═════ Supplied data
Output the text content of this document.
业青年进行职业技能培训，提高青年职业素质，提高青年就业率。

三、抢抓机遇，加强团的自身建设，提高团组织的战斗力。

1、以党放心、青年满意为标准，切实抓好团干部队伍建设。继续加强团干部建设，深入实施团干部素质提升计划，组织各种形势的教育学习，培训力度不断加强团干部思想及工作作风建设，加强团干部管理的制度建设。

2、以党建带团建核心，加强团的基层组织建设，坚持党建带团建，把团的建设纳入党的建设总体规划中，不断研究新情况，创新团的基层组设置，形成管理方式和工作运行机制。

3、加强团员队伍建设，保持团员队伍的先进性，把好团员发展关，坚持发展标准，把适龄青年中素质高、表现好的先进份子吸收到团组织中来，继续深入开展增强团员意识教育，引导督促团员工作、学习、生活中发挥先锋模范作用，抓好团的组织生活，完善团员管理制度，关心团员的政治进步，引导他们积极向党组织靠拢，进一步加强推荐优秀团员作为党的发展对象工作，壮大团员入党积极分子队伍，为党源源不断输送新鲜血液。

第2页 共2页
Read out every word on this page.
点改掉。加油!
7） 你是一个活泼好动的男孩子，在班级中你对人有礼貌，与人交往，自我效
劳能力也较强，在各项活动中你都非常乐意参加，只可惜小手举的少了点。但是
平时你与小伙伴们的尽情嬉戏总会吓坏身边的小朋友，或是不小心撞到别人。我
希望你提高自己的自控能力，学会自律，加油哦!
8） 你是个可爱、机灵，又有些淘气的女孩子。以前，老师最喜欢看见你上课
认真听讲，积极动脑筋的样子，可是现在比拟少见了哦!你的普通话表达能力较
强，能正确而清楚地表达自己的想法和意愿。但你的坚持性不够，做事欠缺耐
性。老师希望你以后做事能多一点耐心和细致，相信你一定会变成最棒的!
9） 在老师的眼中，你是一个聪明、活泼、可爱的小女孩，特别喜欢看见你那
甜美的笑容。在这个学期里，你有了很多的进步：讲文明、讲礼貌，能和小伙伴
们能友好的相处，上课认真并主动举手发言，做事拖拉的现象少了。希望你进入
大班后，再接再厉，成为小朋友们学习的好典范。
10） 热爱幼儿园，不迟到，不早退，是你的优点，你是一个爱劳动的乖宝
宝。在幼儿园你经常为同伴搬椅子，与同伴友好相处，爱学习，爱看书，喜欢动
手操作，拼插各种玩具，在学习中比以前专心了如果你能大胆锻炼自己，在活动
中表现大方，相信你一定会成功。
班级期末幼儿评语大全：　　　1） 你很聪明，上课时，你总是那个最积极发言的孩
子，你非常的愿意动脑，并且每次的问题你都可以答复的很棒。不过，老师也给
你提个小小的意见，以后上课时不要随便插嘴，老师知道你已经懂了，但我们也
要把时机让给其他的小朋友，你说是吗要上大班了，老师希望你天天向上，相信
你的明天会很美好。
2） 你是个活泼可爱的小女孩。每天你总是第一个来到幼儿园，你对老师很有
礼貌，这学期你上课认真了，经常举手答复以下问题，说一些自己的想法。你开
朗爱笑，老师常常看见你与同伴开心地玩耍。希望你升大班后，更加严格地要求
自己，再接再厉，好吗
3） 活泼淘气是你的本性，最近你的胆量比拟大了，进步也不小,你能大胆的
══════════
Written exercise » Print the material above once more, exactly.

Written solution »
Output the text content of this document.
业青年进行职业技能培训，提高青年职业素质，提高青年就业率。

三、抢抓机遇，加强团的自身建设，提高团组织的战斗力。

1、以党放心、青年满意为标准，切实抓好团干部队伍建设。继续加强团干部建设，深入实施团干部素质提升计划，组织各种形势的教育学习，培训力度不断加强团干部思想及工作作风建设，加强团干部管理的制度建设。

2、以党建带团建核心，加强团的基层组织建设，坚持党建带团建，把团的建设纳入党的建设总体规划中，不断研究新情况，创新团的基层组设置，形成管理方式和工作运行机制。

3、加强团员队伍建设，保持团员队伍的先进性，把好团员发展关，坚持发展标准，把适龄青年中素质高、表现好的先进份子吸收到团组织中来，继续深入开展增强团员意识教育，引导督促团员工作、学习、生活中发挥先锋模范作用，抓好团的组织生活，完善团员管理制度，关心团员的政治进步，引导他们积极向党组织靠拢，进一步加强推荐优秀团员作为党的发展对象工作，壮大团员入党积极分子队伍，为党源源不断输送新鲜血液。

第2页 共2页
Read out every word on this page.
点改掉。加油!
7） 你是一个活泼好动的男孩子，在班级中你对人有礼貌，与人交往，自我效
劳能力也较强，在各项活动中你都非常乐意参加，只可惜小手举的少了点。但是
平时你与小伙伴们的尽情嬉戏总会吓坏身边的小朋友，或是不小心撞到别人。我
希望你提高自己的自控能力，学会自律，加油哦!
8） 你是个可爱、机灵，又有些淘气的女孩子。以前，老师最喜欢看见你上课
认真听讲，积极动脑筋的样子，可是现在比拟少见了哦!你的普通话表达能力较
强，能正确而清楚地表达自己的想法和意愿。但你的坚持性不够，做事欠缺耐
性。老师希望你以后做事能多一点耐心和细致，相信你一定会变成最棒的!
9） 在老师的眼中，你是一个聪明、活泼、可爱的小女孩，特别喜欢看见你那
甜美的笑容。在这个学期里，你有了很多的进步：讲文明、讲礼貌，能和小伙伴
们能友好的相处，上课认真并主动举手发言，做事拖拉的现象少了。希望你进入
大班后，再接再厉，成为小朋友们学习的好典范。
10） 热爱幼儿园，不迟到，不早退，是你的优点，你是一个爱劳动的乖宝
宝。在幼儿园你经常为同伴搬椅子，与同伴友好相处，爱学习，爱看书，喜欢动
手操作，拼插各种玩具，在学习中比以前专心了如果你能大胆锻炼自己，在活动
中表现大方，相信你一定会成功。
班级期末幼儿评语大全：　　　1） 你很聪明，上课时，你总是那个最积极发言的孩
子，你非常的愿意动脑，并且每次的问题你都可以答复的很棒。不过，老师也给
你提个小小的意见，以后上课时不要随便插嘴，老师知道你已经懂了，但我们也
要把时机让给其他的小朋友，你说是吗要上大班了，老师希望你天天向上，相信
你的明天会很美好。
2） 你是个活泼可爱的小女孩。每天你总是第一个来到幼儿园，你对老师很有
礼貌，这学期你上课认真了，经常举手答复以下问题，说一些自己的想法。你开
朗爱笑，老师常常看见你与同伴开心地玩耍。希望你升大班后，更加严格地要求
自己，再接再厉，好吗
3） 活泼淘气是你的本性，最近你的胆量比拟大了，进步也不小,你能大胆的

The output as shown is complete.